- **STORED DATA**:
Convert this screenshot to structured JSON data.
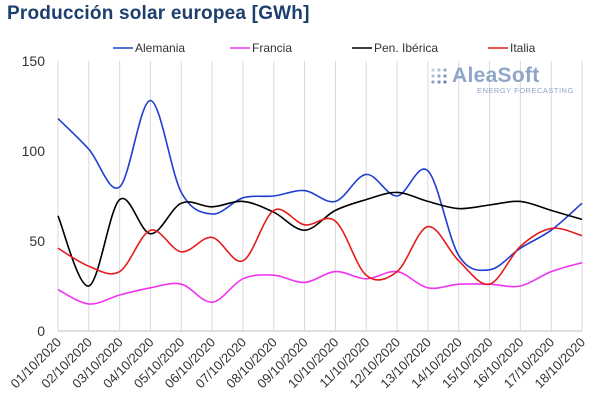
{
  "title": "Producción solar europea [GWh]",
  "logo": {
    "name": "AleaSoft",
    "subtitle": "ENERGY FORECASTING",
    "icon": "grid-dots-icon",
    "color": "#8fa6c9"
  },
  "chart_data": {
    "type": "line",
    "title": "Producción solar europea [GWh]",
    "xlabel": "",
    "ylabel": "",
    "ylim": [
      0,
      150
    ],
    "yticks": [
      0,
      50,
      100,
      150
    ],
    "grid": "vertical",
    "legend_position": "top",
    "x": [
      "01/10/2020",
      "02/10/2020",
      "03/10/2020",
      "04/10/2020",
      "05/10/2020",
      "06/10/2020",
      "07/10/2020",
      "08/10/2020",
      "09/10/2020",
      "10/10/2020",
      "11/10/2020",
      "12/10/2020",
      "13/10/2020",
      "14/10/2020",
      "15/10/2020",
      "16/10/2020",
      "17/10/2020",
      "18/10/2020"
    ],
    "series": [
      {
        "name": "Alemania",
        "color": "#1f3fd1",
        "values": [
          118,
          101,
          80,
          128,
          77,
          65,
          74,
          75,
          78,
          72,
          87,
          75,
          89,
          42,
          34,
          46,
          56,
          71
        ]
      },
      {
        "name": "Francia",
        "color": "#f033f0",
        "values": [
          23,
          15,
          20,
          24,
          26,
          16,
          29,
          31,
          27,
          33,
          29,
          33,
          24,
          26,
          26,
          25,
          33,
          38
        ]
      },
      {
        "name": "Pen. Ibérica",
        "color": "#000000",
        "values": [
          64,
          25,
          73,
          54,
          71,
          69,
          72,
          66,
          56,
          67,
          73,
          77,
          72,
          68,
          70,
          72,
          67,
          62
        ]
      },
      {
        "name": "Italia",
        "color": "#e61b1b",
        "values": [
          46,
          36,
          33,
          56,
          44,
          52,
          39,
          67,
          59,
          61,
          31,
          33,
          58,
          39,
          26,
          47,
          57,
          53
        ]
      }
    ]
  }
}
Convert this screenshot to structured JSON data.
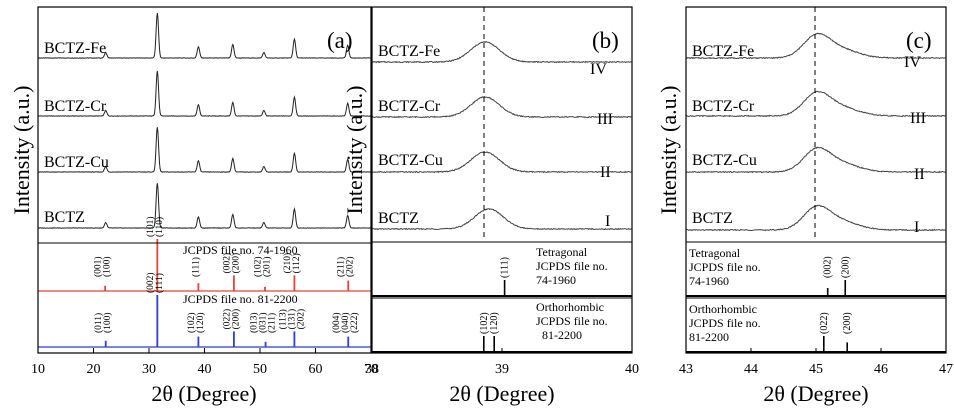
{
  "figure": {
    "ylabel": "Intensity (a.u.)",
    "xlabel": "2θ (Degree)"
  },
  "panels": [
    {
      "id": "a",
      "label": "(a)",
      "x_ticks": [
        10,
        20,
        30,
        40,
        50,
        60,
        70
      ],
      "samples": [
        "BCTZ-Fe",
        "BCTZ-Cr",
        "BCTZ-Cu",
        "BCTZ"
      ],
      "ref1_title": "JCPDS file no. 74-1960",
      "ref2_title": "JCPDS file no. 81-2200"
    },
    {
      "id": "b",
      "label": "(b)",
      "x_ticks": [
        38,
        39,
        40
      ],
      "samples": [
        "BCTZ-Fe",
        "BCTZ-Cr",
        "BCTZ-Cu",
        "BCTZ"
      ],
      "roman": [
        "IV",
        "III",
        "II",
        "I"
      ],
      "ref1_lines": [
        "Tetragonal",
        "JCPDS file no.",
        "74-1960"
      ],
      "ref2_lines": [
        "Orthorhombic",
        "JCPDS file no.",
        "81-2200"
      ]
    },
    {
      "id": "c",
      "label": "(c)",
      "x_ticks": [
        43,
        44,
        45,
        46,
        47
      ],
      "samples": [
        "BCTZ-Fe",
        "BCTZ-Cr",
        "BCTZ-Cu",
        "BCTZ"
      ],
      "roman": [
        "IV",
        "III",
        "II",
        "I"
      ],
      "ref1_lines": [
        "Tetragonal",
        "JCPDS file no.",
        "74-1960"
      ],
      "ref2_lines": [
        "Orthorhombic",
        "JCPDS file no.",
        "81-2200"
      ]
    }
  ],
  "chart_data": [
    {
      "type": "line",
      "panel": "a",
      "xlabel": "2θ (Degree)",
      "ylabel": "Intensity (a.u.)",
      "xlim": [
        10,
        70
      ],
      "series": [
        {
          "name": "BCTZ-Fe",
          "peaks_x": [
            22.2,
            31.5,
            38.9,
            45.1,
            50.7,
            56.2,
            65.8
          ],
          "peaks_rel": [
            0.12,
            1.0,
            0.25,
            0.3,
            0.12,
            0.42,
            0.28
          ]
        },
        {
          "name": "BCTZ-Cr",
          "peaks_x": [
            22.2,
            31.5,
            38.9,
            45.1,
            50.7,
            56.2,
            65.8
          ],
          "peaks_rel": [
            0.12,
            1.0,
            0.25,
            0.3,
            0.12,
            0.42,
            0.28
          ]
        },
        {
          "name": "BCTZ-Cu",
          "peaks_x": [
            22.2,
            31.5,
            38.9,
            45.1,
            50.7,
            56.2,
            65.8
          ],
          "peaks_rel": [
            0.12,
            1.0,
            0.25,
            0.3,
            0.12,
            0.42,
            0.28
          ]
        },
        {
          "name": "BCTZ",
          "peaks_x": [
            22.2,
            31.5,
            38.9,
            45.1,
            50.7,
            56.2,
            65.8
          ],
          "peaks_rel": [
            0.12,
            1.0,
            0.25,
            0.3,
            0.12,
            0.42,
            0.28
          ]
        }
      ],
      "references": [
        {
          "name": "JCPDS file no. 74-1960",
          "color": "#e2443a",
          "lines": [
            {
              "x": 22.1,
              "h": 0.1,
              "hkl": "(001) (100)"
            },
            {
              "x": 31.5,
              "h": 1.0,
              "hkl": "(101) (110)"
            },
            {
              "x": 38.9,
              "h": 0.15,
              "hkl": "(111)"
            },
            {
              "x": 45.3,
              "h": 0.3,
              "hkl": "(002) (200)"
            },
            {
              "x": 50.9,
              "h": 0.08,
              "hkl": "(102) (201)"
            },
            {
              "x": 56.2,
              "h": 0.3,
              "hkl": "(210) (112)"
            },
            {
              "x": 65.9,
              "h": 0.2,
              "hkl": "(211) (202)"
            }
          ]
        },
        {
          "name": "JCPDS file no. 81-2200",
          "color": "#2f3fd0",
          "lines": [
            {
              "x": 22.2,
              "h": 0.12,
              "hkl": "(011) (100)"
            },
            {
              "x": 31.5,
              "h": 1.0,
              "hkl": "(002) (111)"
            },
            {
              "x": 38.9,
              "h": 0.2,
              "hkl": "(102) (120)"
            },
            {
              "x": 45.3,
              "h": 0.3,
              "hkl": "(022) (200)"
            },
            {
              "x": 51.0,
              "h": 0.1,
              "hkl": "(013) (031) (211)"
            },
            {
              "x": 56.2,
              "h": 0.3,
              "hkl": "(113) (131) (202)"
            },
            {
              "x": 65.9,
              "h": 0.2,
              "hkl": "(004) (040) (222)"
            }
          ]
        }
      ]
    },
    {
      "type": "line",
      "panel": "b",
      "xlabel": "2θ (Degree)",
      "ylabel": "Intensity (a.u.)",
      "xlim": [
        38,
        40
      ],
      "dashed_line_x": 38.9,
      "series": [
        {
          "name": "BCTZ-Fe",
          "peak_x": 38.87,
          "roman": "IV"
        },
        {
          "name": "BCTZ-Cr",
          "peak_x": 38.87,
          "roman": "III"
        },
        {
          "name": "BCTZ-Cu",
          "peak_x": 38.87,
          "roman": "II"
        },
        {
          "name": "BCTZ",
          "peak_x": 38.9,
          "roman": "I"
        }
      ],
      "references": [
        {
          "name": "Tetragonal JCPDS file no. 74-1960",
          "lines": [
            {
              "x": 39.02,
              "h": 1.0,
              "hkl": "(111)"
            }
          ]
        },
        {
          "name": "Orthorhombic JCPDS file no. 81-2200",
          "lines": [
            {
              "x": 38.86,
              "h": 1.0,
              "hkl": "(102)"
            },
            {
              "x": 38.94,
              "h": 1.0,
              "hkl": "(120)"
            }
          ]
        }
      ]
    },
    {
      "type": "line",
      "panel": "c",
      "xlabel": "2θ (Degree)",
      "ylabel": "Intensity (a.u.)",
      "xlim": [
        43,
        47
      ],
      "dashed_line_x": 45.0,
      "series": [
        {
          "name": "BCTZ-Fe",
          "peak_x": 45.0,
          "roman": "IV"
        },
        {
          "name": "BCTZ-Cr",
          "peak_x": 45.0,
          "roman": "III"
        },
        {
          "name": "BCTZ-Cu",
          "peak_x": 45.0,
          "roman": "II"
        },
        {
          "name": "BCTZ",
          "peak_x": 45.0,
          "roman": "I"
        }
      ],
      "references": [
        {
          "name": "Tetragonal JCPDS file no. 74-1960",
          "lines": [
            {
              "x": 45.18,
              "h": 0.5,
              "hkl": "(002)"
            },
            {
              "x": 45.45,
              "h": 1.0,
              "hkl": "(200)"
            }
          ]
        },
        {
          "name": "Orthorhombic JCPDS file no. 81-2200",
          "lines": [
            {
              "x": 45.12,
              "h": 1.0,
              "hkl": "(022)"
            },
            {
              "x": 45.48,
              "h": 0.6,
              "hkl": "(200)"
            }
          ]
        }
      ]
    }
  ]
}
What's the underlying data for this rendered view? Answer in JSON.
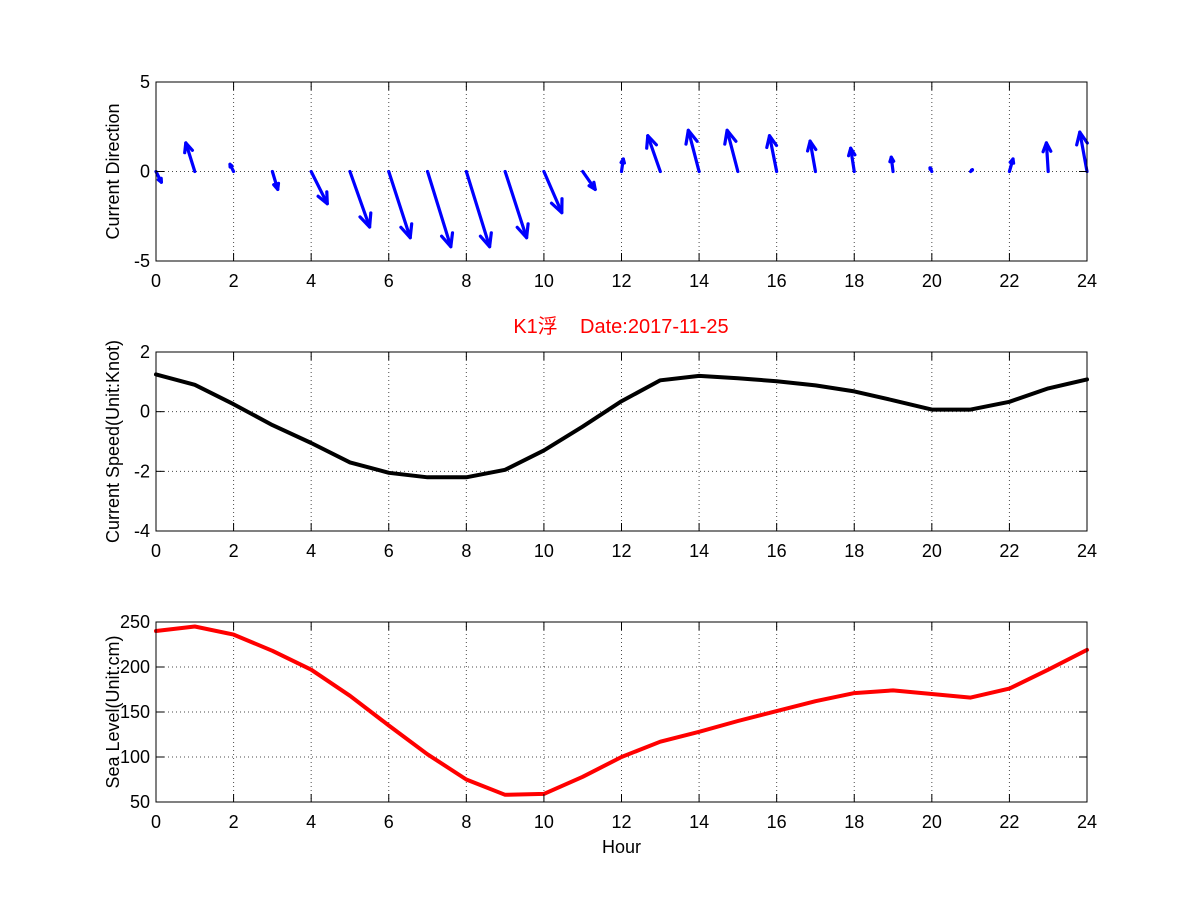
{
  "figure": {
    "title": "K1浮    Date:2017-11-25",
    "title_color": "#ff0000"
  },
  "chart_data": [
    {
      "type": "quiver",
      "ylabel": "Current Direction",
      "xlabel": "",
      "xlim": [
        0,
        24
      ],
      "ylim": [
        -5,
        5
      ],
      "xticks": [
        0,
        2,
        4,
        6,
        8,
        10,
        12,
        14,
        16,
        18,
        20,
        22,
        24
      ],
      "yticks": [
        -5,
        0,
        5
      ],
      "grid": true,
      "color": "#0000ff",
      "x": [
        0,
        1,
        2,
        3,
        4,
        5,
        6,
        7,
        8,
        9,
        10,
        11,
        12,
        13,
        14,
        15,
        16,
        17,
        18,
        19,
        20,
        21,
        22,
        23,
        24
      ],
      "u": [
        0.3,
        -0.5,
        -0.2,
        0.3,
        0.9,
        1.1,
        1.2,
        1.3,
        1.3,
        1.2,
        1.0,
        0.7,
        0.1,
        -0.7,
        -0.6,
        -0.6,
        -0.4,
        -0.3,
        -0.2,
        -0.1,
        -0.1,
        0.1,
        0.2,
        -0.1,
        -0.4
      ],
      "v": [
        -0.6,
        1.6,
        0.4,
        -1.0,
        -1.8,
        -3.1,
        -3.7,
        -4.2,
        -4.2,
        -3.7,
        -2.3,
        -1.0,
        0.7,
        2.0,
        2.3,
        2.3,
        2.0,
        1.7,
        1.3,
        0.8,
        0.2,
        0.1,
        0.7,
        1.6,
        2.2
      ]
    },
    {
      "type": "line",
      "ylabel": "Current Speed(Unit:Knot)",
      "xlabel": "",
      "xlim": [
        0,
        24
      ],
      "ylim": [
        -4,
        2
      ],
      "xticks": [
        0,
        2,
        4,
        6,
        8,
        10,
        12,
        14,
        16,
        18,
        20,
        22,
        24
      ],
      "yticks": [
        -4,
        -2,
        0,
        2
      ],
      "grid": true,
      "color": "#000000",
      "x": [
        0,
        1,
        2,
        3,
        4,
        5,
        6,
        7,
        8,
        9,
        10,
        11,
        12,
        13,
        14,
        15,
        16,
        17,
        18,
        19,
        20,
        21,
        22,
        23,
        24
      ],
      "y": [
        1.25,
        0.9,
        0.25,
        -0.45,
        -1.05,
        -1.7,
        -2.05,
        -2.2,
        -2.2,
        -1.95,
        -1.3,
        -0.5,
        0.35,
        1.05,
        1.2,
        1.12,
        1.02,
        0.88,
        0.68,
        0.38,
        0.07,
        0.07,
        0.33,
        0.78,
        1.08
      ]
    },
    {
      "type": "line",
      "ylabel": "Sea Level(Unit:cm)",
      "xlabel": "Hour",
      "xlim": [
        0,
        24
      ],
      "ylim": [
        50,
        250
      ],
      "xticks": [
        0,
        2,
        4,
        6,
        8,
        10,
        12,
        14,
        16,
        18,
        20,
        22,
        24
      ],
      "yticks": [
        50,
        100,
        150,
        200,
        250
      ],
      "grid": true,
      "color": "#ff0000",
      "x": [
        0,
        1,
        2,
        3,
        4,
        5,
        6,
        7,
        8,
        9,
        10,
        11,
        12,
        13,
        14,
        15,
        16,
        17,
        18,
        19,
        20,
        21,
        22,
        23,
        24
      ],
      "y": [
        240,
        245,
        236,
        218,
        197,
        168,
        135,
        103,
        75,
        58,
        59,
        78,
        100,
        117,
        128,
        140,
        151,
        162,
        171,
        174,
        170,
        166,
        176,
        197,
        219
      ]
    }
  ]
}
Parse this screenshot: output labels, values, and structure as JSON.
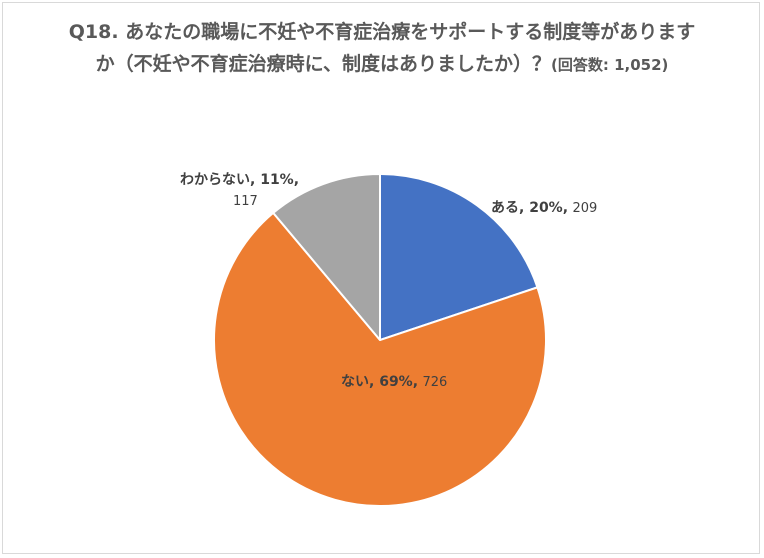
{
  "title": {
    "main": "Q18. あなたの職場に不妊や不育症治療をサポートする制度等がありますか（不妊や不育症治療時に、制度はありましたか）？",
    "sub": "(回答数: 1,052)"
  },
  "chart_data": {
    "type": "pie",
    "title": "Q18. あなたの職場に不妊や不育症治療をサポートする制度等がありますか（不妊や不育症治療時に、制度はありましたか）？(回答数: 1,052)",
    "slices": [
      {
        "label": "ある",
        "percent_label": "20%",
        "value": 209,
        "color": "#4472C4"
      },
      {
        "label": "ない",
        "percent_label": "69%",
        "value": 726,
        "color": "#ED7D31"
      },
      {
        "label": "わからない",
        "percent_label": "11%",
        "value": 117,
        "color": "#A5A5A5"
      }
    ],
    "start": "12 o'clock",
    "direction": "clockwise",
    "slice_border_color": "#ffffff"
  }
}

- **TASK DIRECTIONS**:
Looking at the records above, tally the lines holding "solar" and reply with that number only.

- **ANSWER BELOW**:
2